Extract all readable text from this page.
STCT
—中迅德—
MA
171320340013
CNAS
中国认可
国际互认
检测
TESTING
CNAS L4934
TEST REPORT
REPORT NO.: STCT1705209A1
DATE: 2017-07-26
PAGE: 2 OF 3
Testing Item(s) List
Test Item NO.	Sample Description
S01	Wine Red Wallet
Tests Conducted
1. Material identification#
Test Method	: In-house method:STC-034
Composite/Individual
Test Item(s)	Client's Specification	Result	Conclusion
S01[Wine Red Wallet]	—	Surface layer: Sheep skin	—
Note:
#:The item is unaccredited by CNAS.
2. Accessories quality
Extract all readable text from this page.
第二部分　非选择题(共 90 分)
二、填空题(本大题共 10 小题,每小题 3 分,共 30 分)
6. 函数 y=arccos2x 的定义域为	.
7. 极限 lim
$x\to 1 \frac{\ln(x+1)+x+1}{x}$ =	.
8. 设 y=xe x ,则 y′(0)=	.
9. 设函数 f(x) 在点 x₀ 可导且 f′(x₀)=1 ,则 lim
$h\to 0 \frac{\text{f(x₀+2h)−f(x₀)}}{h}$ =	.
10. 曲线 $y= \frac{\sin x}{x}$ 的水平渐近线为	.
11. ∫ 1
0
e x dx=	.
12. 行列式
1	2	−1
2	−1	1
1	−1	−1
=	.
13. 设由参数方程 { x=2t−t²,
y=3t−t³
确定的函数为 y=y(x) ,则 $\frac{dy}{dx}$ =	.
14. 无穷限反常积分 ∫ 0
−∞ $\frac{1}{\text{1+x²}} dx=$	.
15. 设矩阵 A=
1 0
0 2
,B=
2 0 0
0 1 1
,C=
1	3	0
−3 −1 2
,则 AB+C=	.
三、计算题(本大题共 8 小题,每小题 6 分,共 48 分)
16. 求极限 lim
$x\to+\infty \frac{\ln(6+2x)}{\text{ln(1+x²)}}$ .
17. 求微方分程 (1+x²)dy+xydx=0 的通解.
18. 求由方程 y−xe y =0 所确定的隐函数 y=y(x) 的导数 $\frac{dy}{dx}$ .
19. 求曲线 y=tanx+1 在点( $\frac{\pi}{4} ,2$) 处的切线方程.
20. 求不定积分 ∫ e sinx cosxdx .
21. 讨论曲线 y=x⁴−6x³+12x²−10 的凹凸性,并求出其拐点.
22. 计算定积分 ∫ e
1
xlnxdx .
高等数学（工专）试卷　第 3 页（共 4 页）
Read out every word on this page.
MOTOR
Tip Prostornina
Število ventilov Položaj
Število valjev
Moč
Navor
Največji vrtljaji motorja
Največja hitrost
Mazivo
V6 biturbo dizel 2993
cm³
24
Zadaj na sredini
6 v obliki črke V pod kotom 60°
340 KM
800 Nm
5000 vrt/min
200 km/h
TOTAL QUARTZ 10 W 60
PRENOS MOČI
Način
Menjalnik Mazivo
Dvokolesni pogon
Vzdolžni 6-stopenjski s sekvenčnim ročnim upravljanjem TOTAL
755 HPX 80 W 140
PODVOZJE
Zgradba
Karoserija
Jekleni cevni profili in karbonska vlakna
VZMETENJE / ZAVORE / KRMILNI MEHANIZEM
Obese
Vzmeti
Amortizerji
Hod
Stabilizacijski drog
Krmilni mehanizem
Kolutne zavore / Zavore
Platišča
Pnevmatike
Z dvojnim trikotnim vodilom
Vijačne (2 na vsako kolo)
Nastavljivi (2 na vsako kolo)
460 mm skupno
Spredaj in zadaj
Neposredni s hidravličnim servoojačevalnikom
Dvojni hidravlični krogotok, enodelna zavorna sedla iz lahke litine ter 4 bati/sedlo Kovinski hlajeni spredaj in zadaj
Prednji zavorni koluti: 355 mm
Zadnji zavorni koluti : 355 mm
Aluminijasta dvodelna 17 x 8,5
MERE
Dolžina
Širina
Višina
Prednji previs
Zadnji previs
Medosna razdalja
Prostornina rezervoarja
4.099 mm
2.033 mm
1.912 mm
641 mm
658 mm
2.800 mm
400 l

● **OBJECTIVE**:
Your task is to output exactly the lines running from the one with "Read out every word on this page." through the final line of the material above, with both ends included.

● **TASK RESPONSE**:
Read out every word on this page.
MOTOR
Tip Prostornina
Število ventilov Položaj
Število valjev
Moč
Navor
Največji vrtljaji motorja
Največja hitrost
Mazivo
V6 biturbo dizel 2993
cm³
24
Zadaj na sredini
6 v obliki črke V pod kotom 60°
340 KM
800 Nm
5000 vrt/min
200 km/h
TOTAL QUARTZ 10 W 60
PRENOS MOČI
Način
Menjalnik Mazivo
Dvokolesni pogon
Vzdolžni 6-stopenjski s sekvenčnim ročnim upravljanjem TOTAL
755 HPX 80 W 140
PODVOZJE
Zgradba
Karoserija
Jekleni cevni profili in karbonska vlakna
VZMETENJE / ZAVORE / KRMILNI MEHANIZEM
Obese
Vzmeti
Amortizerji
Hod
Stabilizacijski drog
Krmilni mehanizem
Kolutne zavore / Zavore
Platišča
Pnevmatike
Z dvojnim trikotnim vodilom
Vijačne (2 na vsako kolo)
Nastavljivi (2 na vsako kolo)
460 mm skupno
Spredaj in zadaj
Neposredni s hidravličnim servoojačevalnikom
Dvojni hidravlični krogotok, enodelna zavorna sedla iz lahke litine ter 4 bati/sedlo Kovinski hlajeni spredaj in zadaj
Prednji zavorni koluti: 355 mm
Zadnji zavorni koluti : 355 mm
Aluminijasta dvodelna 17 x 8,5
MERE
Dolžina
Širina
Višina
Prednji previs
Zadnji previs
Medosna razdalja
Prostornina rezervoarja
4.099 mm
2.033 mm
1.912 mm
641 mm
658 mm
2.800 mm
400 l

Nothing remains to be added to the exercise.